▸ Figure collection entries
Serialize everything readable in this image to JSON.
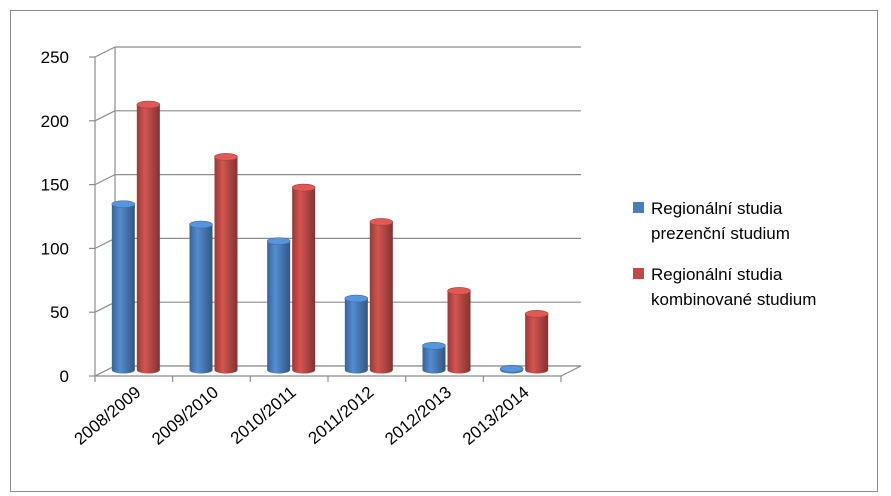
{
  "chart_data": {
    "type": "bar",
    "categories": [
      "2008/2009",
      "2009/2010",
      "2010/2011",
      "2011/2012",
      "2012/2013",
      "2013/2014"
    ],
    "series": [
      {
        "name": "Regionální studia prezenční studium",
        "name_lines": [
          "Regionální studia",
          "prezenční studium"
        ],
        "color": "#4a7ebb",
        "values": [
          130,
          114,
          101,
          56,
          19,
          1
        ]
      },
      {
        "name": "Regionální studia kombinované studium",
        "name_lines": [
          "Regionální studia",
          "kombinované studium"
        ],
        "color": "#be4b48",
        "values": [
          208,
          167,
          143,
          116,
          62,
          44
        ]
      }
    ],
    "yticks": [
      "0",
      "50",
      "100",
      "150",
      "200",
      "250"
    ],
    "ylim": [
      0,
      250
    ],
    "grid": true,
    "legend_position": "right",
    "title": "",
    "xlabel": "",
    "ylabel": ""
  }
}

▸ BRIEF
Check each line in the records for the word "Regionální" and say how many have it, with nothing else.

▸ WRITTEN RESPONSE
4